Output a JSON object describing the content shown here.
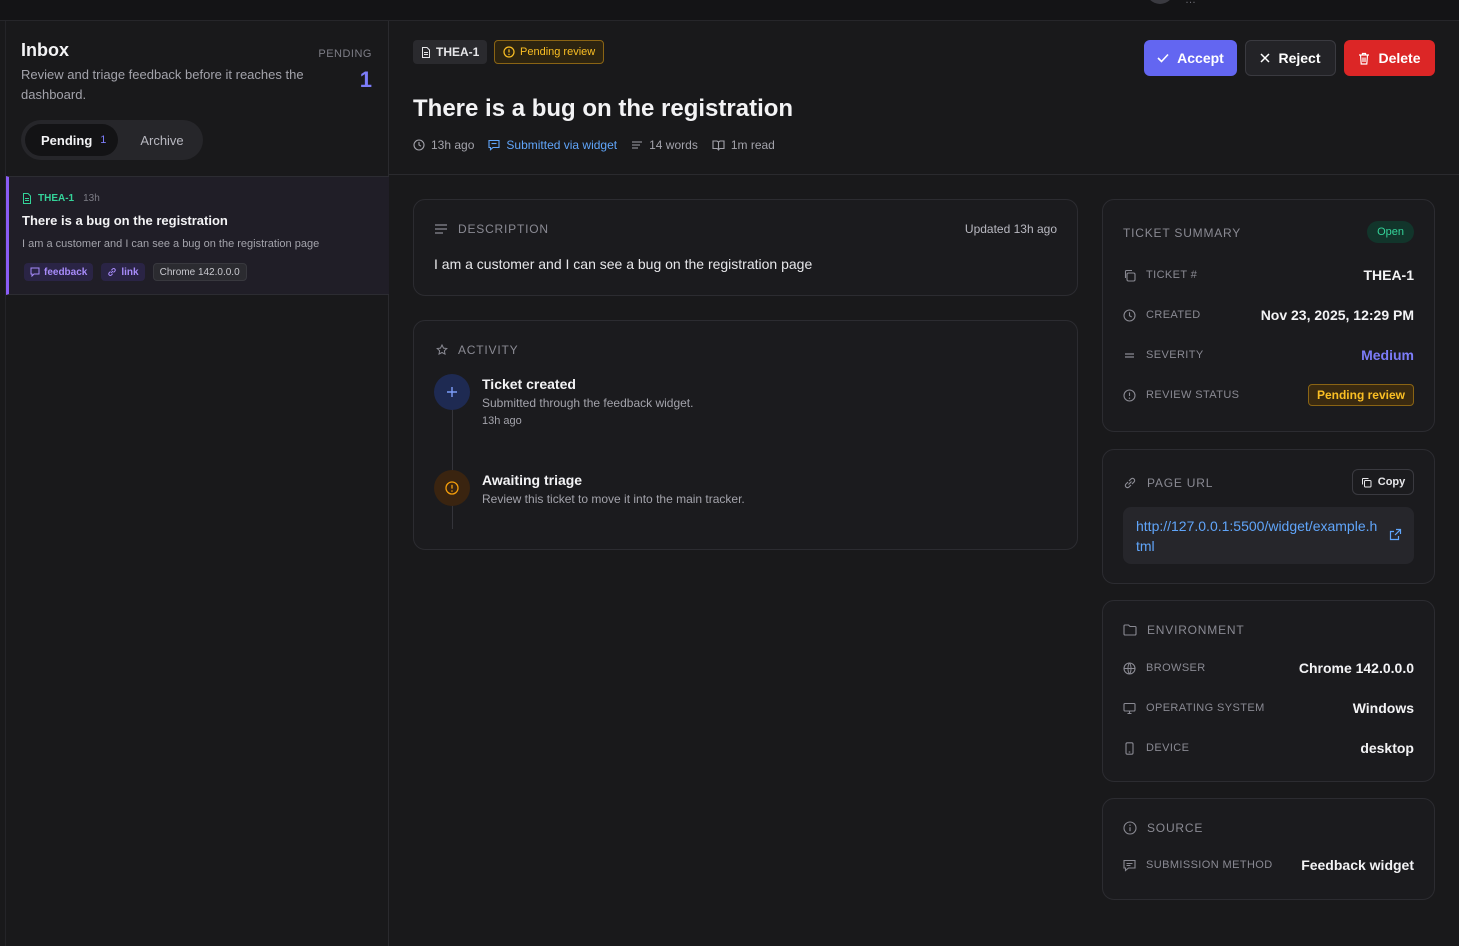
{
  "topbar": {
    "user_label": "…"
  },
  "sidebar": {
    "title": "Inbox",
    "subtitle": "Review and triage feedback before it reaches the dashboard.",
    "pending_label": "PENDING",
    "pending_count": "1",
    "tabs": [
      {
        "label": "Pending",
        "count": "1",
        "active": true
      },
      {
        "label": "Archive",
        "active": false
      }
    ],
    "items": [
      {
        "id": "THEA-1",
        "time": "13h",
        "title": "There is a bug on the registration",
        "description": "I am a customer and I can see a bug on the registration page",
        "tags": [
          "feedback",
          "link",
          "Chrome 142.0.0.0"
        ]
      }
    ]
  },
  "ticket": {
    "id": "THEA-1",
    "status": "Pending review",
    "title": "There is a bug on the registration",
    "meta": {
      "age": "13h ago",
      "source": "Submitted via widget",
      "words": "14 words",
      "read": "1m read"
    }
  },
  "actions": {
    "accept": "Accept",
    "reject": "Reject",
    "delete": "Delete"
  },
  "description": {
    "heading": "DESCRIPTION",
    "updated": "Updated 13h ago",
    "text": "I am a customer and I can see a bug on the registration page"
  },
  "activity": {
    "heading": "ACTIVITY",
    "events": [
      {
        "title": "Ticket created",
        "subtitle": "Submitted through the feedback widget.",
        "time": "13h ago"
      },
      {
        "title": "Awaiting triage",
        "subtitle": "Review this ticket to move it into the main tracker."
      }
    ]
  },
  "summary": {
    "heading": "TICKET SUMMARY",
    "badge": "Open",
    "rows": [
      {
        "label": "TICKET #",
        "value": "THEA-1"
      },
      {
        "label": "CREATED",
        "value": "Nov 23, 2025, 12:29 PM"
      },
      {
        "label": "SEVERITY",
        "value": "Medium"
      },
      {
        "label": "REVIEW STATUS",
        "value": "Pending review"
      }
    ]
  },
  "page_url": {
    "heading": "PAGE URL",
    "copy_label": "Copy",
    "url": "http://127.0.0.1:5500/widget/example.html"
  },
  "environment": {
    "heading": "ENVIRONMENT",
    "rows": [
      {
        "label": "BROWSER",
        "value": "Chrome 142.0.0.0"
      },
      {
        "label": "OPERATING SYSTEM",
        "value": "Windows"
      },
      {
        "label": "DEVICE",
        "value": "desktop"
      }
    ]
  },
  "source": {
    "heading": "SOURCE",
    "rows": [
      {
        "label": "SUBMISSION METHOD",
        "value": "Feedback widget"
      }
    ]
  },
  "colors": {
    "accent": "#6366f1",
    "danger": "#dc2626",
    "warning": "#fbbf24",
    "success": "#34d399",
    "link": "#60a5fa",
    "highlight": "#8a5cf6"
  }
}
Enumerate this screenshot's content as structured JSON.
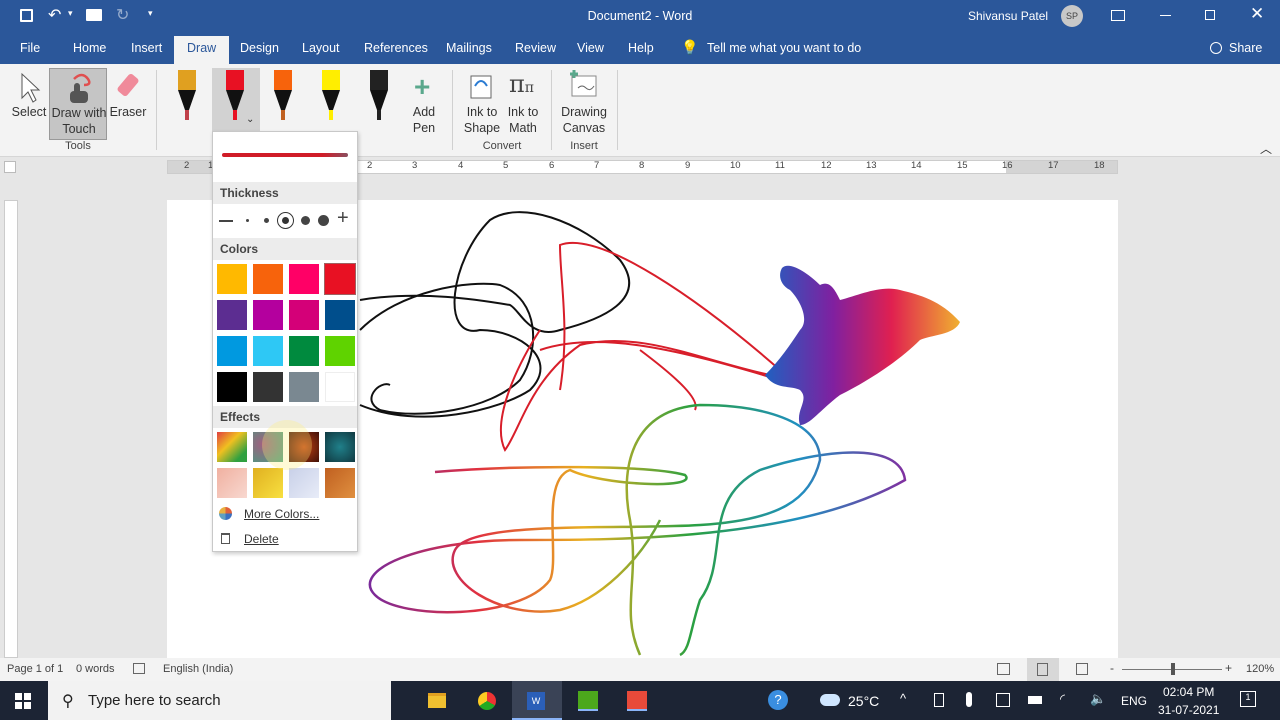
{
  "titlebar": {
    "doc_title": "Document2  -  Word",
    "user": "Shivansu Patel",
    "user_initials": "SP"
  },
  "tabs": [
    "File",
    "Home",
    "Insert",
    "Draw",
    "Design",
    "Layout",
    "References",
    "Mailings",
    "Review",
    "View",
    "Help"
  ],
  "tell_me": "Tell me what you want to do",
  "share": "Share",
  "ribbon": {
    "select": "Select",
    "draw_touch_1": "Draw with",
    "draw_touch_2": "Touch",
    "eraser": "Eraser",
    "tools_group": "Tools",
    "add_pen_1": "Add",
    "add_pen_2": "Pen",
    "ink_shape_1": "Ink to",
    "ink_shape_2": "Shape",
    "ink_math_1": "Ink to",
    "ink_math_2": "Math",
    "convert_group": "Convert",
    "canvas_1": "Drawing",
    "canvas_2": "Canvas",
    "insert_group": "Insert"
  },
  "pens": [
    {
      "color": "#e0a020",
      "tip": "#c0404a"
    },
    {
      "color": "#e81123",
      "tip": "#e81123"
    },
    {
      "color": "#f7630c",
      "tip": "#c06020"
    },
    {
      "color": "#ffee00",
      "tip": "#ffee00"
    },
    {
      "color": "#222222",
      "tip": "#222222"
    }
  ],
  "ruler": {
    "labels": [
      "2",
      "1",
      "1",
      "2",
      "3",
      "4",
      "5",
      "6",
      "7",
      "8",
      "9",
      "10",
      "11",
      "12",
      "13",
      "14",
      "15",
      "16",
      "17",
      "18"
    ]
  },
  "dropdown": {
    "thickness": "Thickness",
    "colors": "Colors",
    "effects": "Effects",
    "more_colors": "More Colors...",
    "delete": "Delete",
    "color_swatches": [
      "#ffb900",
      "#f7630c",
      "#ff0066",
      "#e81123",
      "#5c2d91",
      "#b4009e",
      "#d40078",
      "#004e8c",
      "#0099e0",
      "#2ec8f5",
      "#008a3e",
      "#5fd300",
      "#000000",
      "#333333",
      "#7a8891",
      "#ffffff"
    ],
    "selected_color": "#e81123",
    "effect_swatches": [
      "rainbow",
      "galaxy",
      "lava",
      "ocean",
      "rose-gold",
      "gold",
      "silver",
      "bronze"
    ]
  },
  "status": {
    "page": "Page 1 of 1",
    "words": "0 words",
    "language": "English (India)",
    "zoom": "120%"
  },
  "taskbar": {
    "search": "Type here to search",
    "weather": "25°C",
    "lang": "ENG",
    "time": "02:04 PM",
    "date": "31-07-2021",
    "notifications": "1"
  }
}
┄┄┄┄┄┄┄┄┄┄┄┄┄┄┄┄┄┄┄┄
Read through the entries and copy every line that includes "widget".

Exercise solution =>
      "source": "Submitted via widget",
        "subtitle": "Submitted through the feedback widget.",
    "url": "http://127.0.0.1:5500/widget/example.html"
        "value": "Feedback widget"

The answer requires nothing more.